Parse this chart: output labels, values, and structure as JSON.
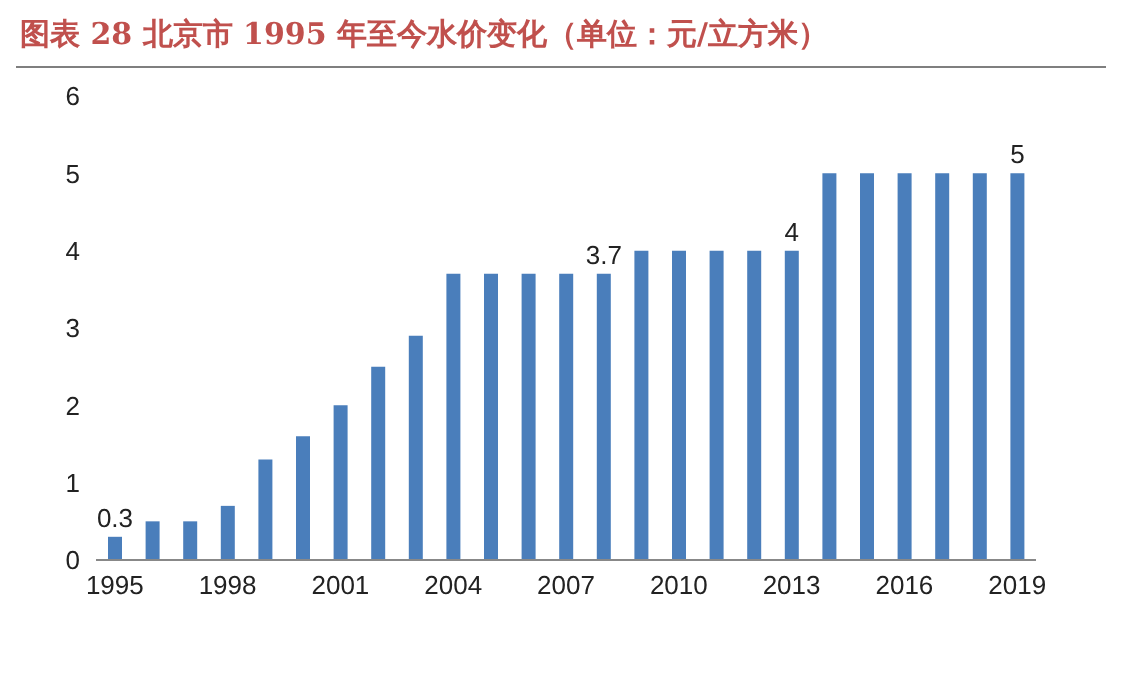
{
  "chart_data": {
    "type": "bar",
    "title": "图表 28  北京市 1995 年至今水价变化（单位：元/立方米）",
    "categories": [
      "1995",
      null,
      null,
      "1998",
      null,
      null,
      "2001",
      null,
      null,
      "2004",
      null,
      null,
      "2007",
      null,
      null,
      "2010",
      null,
      null,
      "2013",
      null,
      null,
      "2016",
      null,
      null,
      "2019"
    ],
    "values": [
      0.3,
      0.5,
      0.5,
      0.7,
      1.3,
      1.6,
      2,
      2.5,
      2.9,
      3.7,
      3.7,
      3.7,
      3.7,
      3.7,
      4,
      4,
      4,
      4,
      4,
      5,
      5,
      5,
      5,
      5,
      5
    ],
    "value_labels": [
      "0.3",
      null,
      null,
      null,
      null,
      null,
      null,
      null,
      null,
      null,
      null,
      null,
      null,
      "3.7",
      null,
      null,
      null,
      null,
      "4",
      null,
      null,
      null,
      null,
      null,
      "5"
    ],
    "color": "#4a7ebb",
    "ylim": [
      0,
      6
    ],
    "yticks": [
      0,
      1,
      2,
      3,
      4,
      5,
      6
    ]
  }
}
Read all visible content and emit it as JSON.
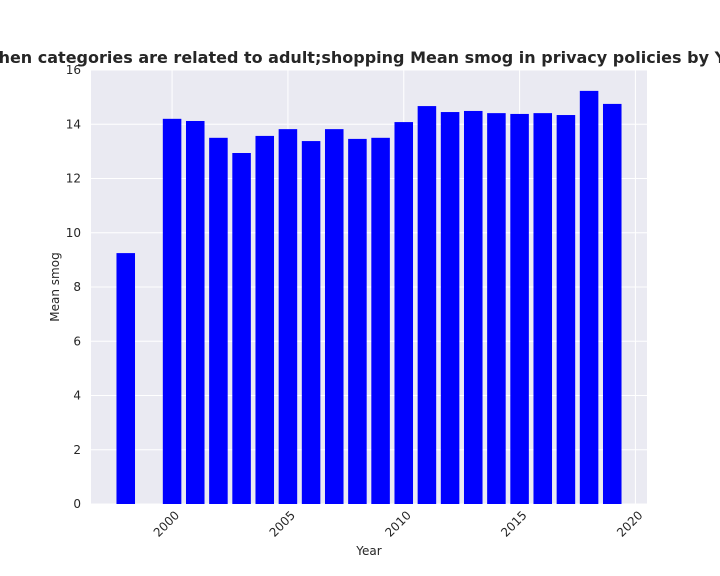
{
  "chart_data": {
    "type": "bar",
    "title": "when categories are related to adult;shopping Mean smog in privacy policies by Year",
    "xlabel": "Year",
    "ylabel": "Mean smog",
    "x": [
      1998,
      2000,
      2001,
      2002,
      2003,
      2004,
      2005,
      2006,
      2007,
      2008,
      2009,
      2010,
      2011,
      2012,
      2013,
      2014,
      2015,
      2016,
      2017,
      2018,
      2019
    ],
    "values": [
      9.25,
      14.2,
      14.12,
      13.5,
      12.94,
      13.57,
      13.82,
      13.38,
      13.82,
      13.46,
      13.5,
      14.08,
      14.67,
      14.45,
      14.49,
      14.41,
      14.38,
      14.41,
      14.34,
      15.23,
      14.75
    ],
    "color": "#0000ff",
    "xlim": [
      1996.5,
      2020.5
    ],
    "xticks": [
      2000,
      2005,
      2010,
      2015,
      2020
    ],
    "ylim": [
      0,
      16
    ],
    "yticks": [
      0,
      2,
      4,
      6,
      8,
      10,
      12,
      14,
      16
    ],
    "grid": true
  }
}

# # #

Goal: Copy out the lines in which the string "Mean" appears.

Full response:
    "title": "when categories are related to adult;shopping Mean smog in privacy policies by Year",
    "ylabel": "Mean smog",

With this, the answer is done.